* [Instruction]:
Find the string "теплоснабжения" in the data, then copy every line where it is found.

* * *

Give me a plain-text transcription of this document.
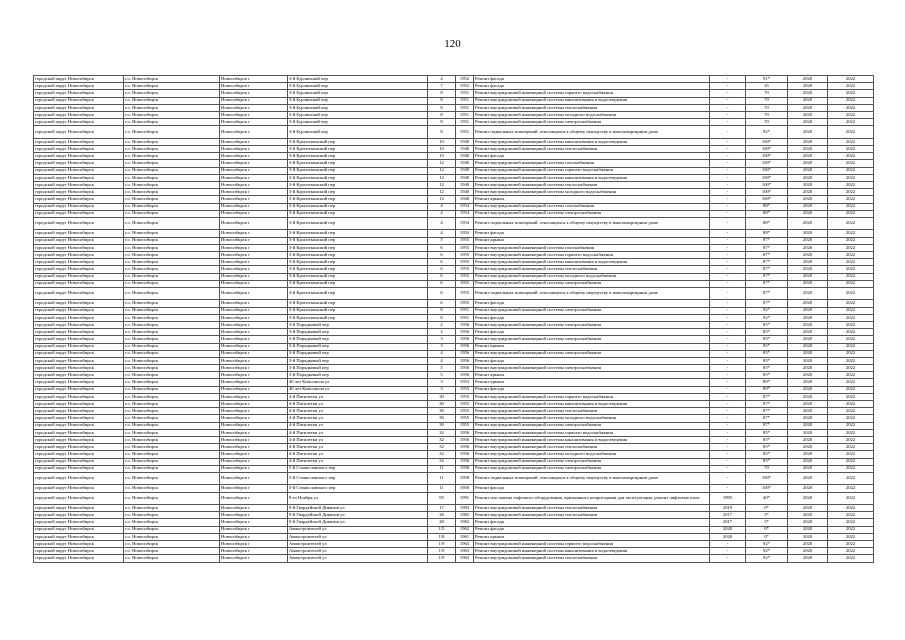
120
городской округ Новосибирск	г.о. Новосибирск	Новосибирск г	3-й Бурлинский пер	4	1952	Ремонт фасада	-	91*	2020	2022
городской округ Новосибирск	г.о. Новосибирск	Новосибирск г	3-й Бурлинский пер	7	1952	Ремонт фасада	-	25	2020	2022
городской округ Новосибирск	г.о. Новосибирск	Новосибирск г	3-й Бурлинский пер	8	1951	Ремонт внутридомовой инженерной системы горячего водоснабжения	-	70	2020	2022
городской округ Новосибирск	г.о. Новосибирск	Новосибирск г	3-й Бурлинский пер	8	1951	Ремонт внутридомовой инженерной системы канализования и водоотведения	-	70	2020	2022
городской округ Новосибирск	г.о. Новосибирск	Новосибирск г	3-й Бурлинский пер	8	1951	Ремонт внутридомовой инженерной системы теплоснабжения	-	70	2020	2022
городской округ Новосибирск	г.о. Новосибирск	Новосибирск г	3-й Бурлинский пер	8	1951	Ремонт внутридомовой инженерной системы холодного водоснабжения	-	70	2020	2022
городской округ Новосибирск	г.о. Новосибирск	Новосибирск г	3-й Бурлинский пер	8	1951	Ремонт внутридомовой инженерной системы электроснабжения	-	70	2020	2022
городской округ Новосибирск	г.о. Новосибирск	Новосибирск г	3-й Бурлинский пер	8	1951	Ремонт подвальных помещений, относящихся к общему имуществу в многоквартирном доме	-	92*	2020	2022
городской округ Новосибирск	г.о. Новосибирск	Новосибирск г	3-й Кропоткинский пер	10	1940	Ремонт внутридомовой инженерной системы канализования и водоотведения	-	100*	2020	2022
городской округ Новосибирск	г.о. Новосибирск	Новосибирск г	3-й Кропоткинский пер	10	1940	Ремонт внутридомовой инженерной системы теплоснабжения	-	100*	2020	2022
городской округ Новосибирск	г.о. Новосибирск	Новосибирск г	3-й Кропоткинский пер	10	1940	Ремонт фасада	-	100*	2020	2022
городской округ Новосибирск	г.о. Новосибирск	Новосибирск г	3-й Кропоткинский пер	12	1940	Ремонт внутридомовой инженерной системы газоснабжения	-	100*	2020	2022
городской округ Новосибирск	г.о. Новосибирск	Новосибирск г	3-й Кропоткинский пер	12	1940	Ремонт внутридомовой инженерной системы горячего водоснабжения	-	100*	2020	2022
городской округ Новосибирск	г.о. Новосибирск	Новосибирск г	3-й Кропоткинский пер	12	1940	Ремонт внутридомовой инженерной системы канализования и водоотведения	-	100*	2020	2022
городской округ Новосибирск	г.о. Новосибирск	Новосибирск г	3-й Кропоткинский пер	12	1940	Ремонт внутридомовой инженерной системы теплоснабжения	-	100*	2020	2022
городской округ Новосибирск	г.о. Новосибирск	Новосибирск г	3-й Кропоткинский пер	12	1940	Ремонт внутридомовой инженерной системы холодного водоснабжения	-	100*	2020	2022
городской округ Новосибирск	г.о. Новосибирск	Новосибирск г	3-й Кропоткинский пер	12	1940	Ремонт крыши	-	100*	2020	2022
городской округ Новосибирск	г.о. Новосибирск	Новосибирск г	3-й Кропоткинский пер	4	1954	Ремонт внутридомовой инженерной системы газоснабжения	-	88*	2020	2022
городской округ Новосибирск	г.о. Новосибирск	Новосибирск г	3-й Кропоткинский пер	4	1954	Ремонт внутридомовой инженерной системы электроснабжения	-	88*	2020	2022
городской округ Новосибирск	г.о. Новосибирск	Новосибирск г	3-й Кропоткинский пер	4	1954	Ремонт подвальных помещений, относящихся к общему имуществу в многоквартирном доме	-	88*	2020	2022
городской округ Новосибирск	г.о. Новосибирск	Новосибирск г	3-й Кропоткинский пер	4	1954	Ремонт фасада	-	88*	2020	2022
городской округ Новосибирск	г.о. Новосибирск	Новосибирск г	3-й Кропоткинский пер	5	1955	Ремонт крыши	-	87*	2020	2022
городской округ Новосибирск	г.о. Новосибирск	Новосибирск г	3-й Кропоткинский пер	6	1955	Ремонт внутридомовой инженерной системы газоснабжения	-	87*	2020	2022
городской округ Новосибирск	г.о. Новосибирск	Новосибирск г	3-й Кропоткинский пер	6	1955	Ремонт внутридомовой инженерной системы горячего водоснабжения	-	87*	2020	2022
городской округ Новосибирск	г.о. Новосибирск	Новосибирск г	3-й Кропоткинский пер	6	1955	Ремонт внутридомовой инженерной системы канализования и водоотведения	-	87*	2020	2022
городской округ Новосибирск	г.о. Новосибирск	Новосибирск г	3-й Кропоткинский пер	6	1955	Ремонт внутридомовой инженерной системы теплоснабжения	-	87*	2020	2022
городской округ Новосибирск	г.о. Новосибирск	Новосибирск г	3-й Кропоткинский пер	6	1955	Ремонт внутридомовой инженерной системы холодного водоснабжения	-	87*	2020	2022
городской округ Новосибирск	г.о. Новосибирск	Новосибирск г	3-й Кропоткинский пер	6	1955	Ремонт внутридомовой инженерной системы электроснабжения	-	87*	2020	2022
городской округ Новосибирск	г.о. Новосибирск	Новосибирск г	3-й Кропоткинский пер	6	1955	Ремонт подвальных помещений, относящихся к общему имуществу в многоквартирном доме	-	87*	2020	2022
городской округ Новосибирск	г.о. Новосибирск	Новосибирск г	3-й Кропоткинский пер	6	1955	Ремонт фасада	-	87*	2020	2022
городской округ Новосибирск	г.о. Новосибирск	Новосибирск г	3-й Кропоткинский пер	8	1951	Ремонт внутридомовой инженерной системы электроснабжения	-	92*	2020	2022
городской округ Новосибирск	г.о. Новосибирск	Новосибирск г	3-й Кропоткинский пер	8	1951	Ремонт фасада	-	92*	2020	2022
городской округ Новосибирск	г.о. Новосибирск	Новосибирск г	3-й Порядковый пер	2	1956	Ремонт внутридомовой инженерной системы электроснабжения	-	85*	2020	2022
городской округ Новосибирск	г.о. Новосибирск	Новосибирск г	3-й Порядковый пер	2	1956	Ремонт фасада	-	85*	2020	2022
городской округ Новосибирск	г.о. Новосибирск	Новосибирск г	3-й Порядковый пер	3	1956	Ремонт внутридомовой инженерной системы электроснабжения	-	85*	2020	2022
городской округ Новосибирск	г.о. Новосибирск	Новосибирск г	3-й Порядковый пер	3	1956	Ремонт крыши	-	85*	2020	2022
городской округ Новосибирск	г.о. Новосибирск	Новосибирск г	3-й Порядковый пер	4	1956	Ремонт внутридомовой инженерной системы электроснабжения	-	85*	2020	2022
городской округ Новосибирск	г.о. Новосибирск	Новосибирск г	3-й Порядковый пер	4	1956	Ремонт фасада	-	85*	2020	2022
городской округ Новосибирск	г.о. Новосибирск	Новосибирск г	3-й Порядковый пер	5	1956	Ремонт внутридомовой инженерной системы электроснабжения	-	85*	2020	2022
городской округ Новосибирск	г.о. Новосибирск	Новосибирск г	3-й Порядковый пер	5	1956	Ремонт крыши	-	85*	2020	2022
городской округ Новосибирск	г.о. Новосибирск	Новосибирск г	40 лет Комсомола ул	3	1953	Ремонт крыши	-	89*	2020	2022
городской округ Новосибирск	г.о. Новосибирск	Новосибирск г	40 лет Комсомола ул	3	1953	Ремонт фасада	-	89*	2020	2022
городской округ Новосибирск	г.о. Новосибирск	Новосибирск г	4-й Пятилетки ул	30	1955	Ремонт внутридомовой инженерной системы горячего водоснабжения	-	87*	2020	2022
городской округ Новосибирск	г.о. Новосибирск	Новосибирск г	4-й Пятилетки ул	30	1955	Ремонт внутридомовой инженерной системы канализования и водоотведения	-	87*	2020	2022
городской округ Новосибирск	г.о. Новосибирск	Новосибирск г	4-й Пятилетки ул	30	1955	Ремонт внутридомовой инженерной системы теплоснабжения	-	87*	2020	2022
городской округ Новосибирск	г.о. Новосибирск	Новосибирск г	4-й Пятилетки ул	30	1955	Ремонт внутридомовой инженерной системы холодного водоснабжения	-	87*	2020	2022
городской округ Новосибирск	г.о. Новосибирск	Новосибирск г	4-й Пятилетки ул	30	1955	Ремонт внутридомовой инженерной системы электроснабжения	-	87*	2020	2022
городской округ Новосибирск	г.о. Новосибирск	Новосибирск г	4-й Пятилетки ул	32	1956	Ремонт внутридомовой инженерной системы горячего водоснабжения	-	85*	2020	2022
городской округ Новосибирск	г.о. Новосибирск	Новосибирск г	4-й Пятилетки ул	32	1956	Ремонт внутридомовой инженерной системы канализования и водоотведения	-	85*	2020	2022
городской округ Новосибирск	г.о. Новосибирск	Новосибирск г	4-й Пятилетки ул	32	1956	Ремонт внутридомовой инженерной системы теплоснабжения	-	85*	2020	2022
городской округ Новосибирск	г.о. Новосибирск	Новосибирск г	4-й Пятилетки ул	32	1956	Ремонт внутридомовой инженерной системы холодного водоснабжения	-	85*	2020	2022
городской округ Новосибирск	г.о. Новосибирск	Новосибирск г	4-й Пятилетки ул	32	1956	Ремонт внутридомовой инженерной системы электроснабжения	-	85*	2020	2022
городской округ Новосибирск	г.о. Новосибирск	Новосибирск г	5-й Станиславского пер	11	1958	Ремонт внутридомовой инженерной системы электроснабжения	-	70	2020	2022
городской округ Новосибирск	г.о. Новосибирск	Новосибирск г	5-й Станиславского пер	11	1958	Ремонт подвальных помещений, относящихся к общему имуществу в многоквартирном доме	-	100*	2020	2022
городской округ Новосибирск	г.о. Новосибирск	Новосибирск г	5-й Станиславского пер	11	1958	Ремонт фасада	-	100*	2020	2022
городской округ Новосибирск	г.о. Новосибирск	Новосибирск г	9-го Ноября ул	95	1991	Ремонт или замена лифтового оборудования, признанного непригодным для эксплуатации, ремонт лифтовых шахт	1995	40*	2020	2022
городской округ Новосибирск	г.о. Новосибирск	Новосибирск г	9-й Гвардейской Дивизии ул	17	1983	Ремонт внутридомовой инженерной системы теплоснабжения	2019	0*	2020	2022
городской округ Новосибирск	г.о. Новосибирск	Новосибирск г	9-й Гвардейской Дивизии ул	26	1982	Ремонт внутридомовой инженерной системы теплоснабжения	2017	3*	2020	2022
городской округ Новосибирск	г.о. Новосибирск	Новосибирск г	9-й Гвардейской Дивизии ул	28	1982	Ремонт фасада	2017	3*	2020	2022
городской округ Новосибирск	г.о. Новосибирск	Новосибирск г	Авиастроителей ул	1/5	1962	Ремонт фасада	2020	0*	2020	2022
городской округ Новосибирск	г.о. Новосибирск	Новосибирск г	Авиастроителей ул	1/8	1961	Ремонт крыши	2020	0*	2020	2022
городской округ Новосибирск	г.о. Новосибирск	Новосибирск г	Авиастроителей ул	1/9	1963	Ремонт внутридомовой инженерной системы горячего водоснабжения	-	92*	2020	2022
городской округ Новосибирск	г.о. Новосибирск	Новосибирск г	Авиастроителей ул	1/9	1963	Ремонт внутридомовой инженерной системы канализования и водоотведения	-	92*	2020	2022
городской округ Новосибирск	г.о. Новосибирск	Новосибирск г	Авиастроителей ул	1/9	1963	Ремонт внутридомовой инженерной системы теплоснабжения	-	92*	2020	2022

* * *

* [Answer to this task]:
городской округ Новосибирск	г.о. Новосибирск	Новосибирск г	3-й Бурлинский пер	8	1951	Ремонт внутридомовой инженерной системы теплоснабжения	-	70	2020	2022
городской округ Новосибирск	г.о. Новосибирск	Новосибирск г	3-й Кропоткинский пер	10	1940	Ремонт внутридомовой инженерной системы теплоснабжения	-	100*	2020	2022
городской округ Новосибирск	г.о. Новосибирск	Новосибирск г	3-й Кропоткинский пер	12	1940	Ремонт внутридомовой инженерной системы теплоснабжения	-	100*	2020	2022
городской округ Новосибирск	г.о. Новосибирск	Новосибирск г	3-й Кропоткинский пер	6	1955	Ремонт внутридомовой инженерной системы теплоснабжения	-	87*	2020	2022
городской округ Новосибирск	г.о. Новосибирск	Новосибирск г	4-й Пятилетки ул	30	1955	Ремонт внутридомовой инженерной системы теплоснабжения	-	87*	2020	2022
городской округ Новосибирск	г.о. Новосибирск	Новосибирск г	4-й Пятилетки ул	32	1956	Ремонт внутридомовой инженерной системы теплоснабжения	-	85*	2020	2022
городской округ Новосибирск	г.о. Новосибирск	Новосибирск г	9-й Гвардейской Дивизии ул	17	1983	Ремонт внутридомовой инженерной системы теплоснабжения	2019	0*	2020	2022
городской округ Новосибирск	г.о. Новосибирск	Новосибирск г	9-й Гвардейской Дивизии ул	26	1982	Ремонт внутридомовой инженерной системы теплоснабжения	2017	3*	2020	2022
городской округ Новосибирск	г.о. Новосибирск	Новосибирск г	Авиастроителей ул	1/9	1963	Ремонт внутридомовой инженерной системы теплоснабжения	-	92*	2020	2022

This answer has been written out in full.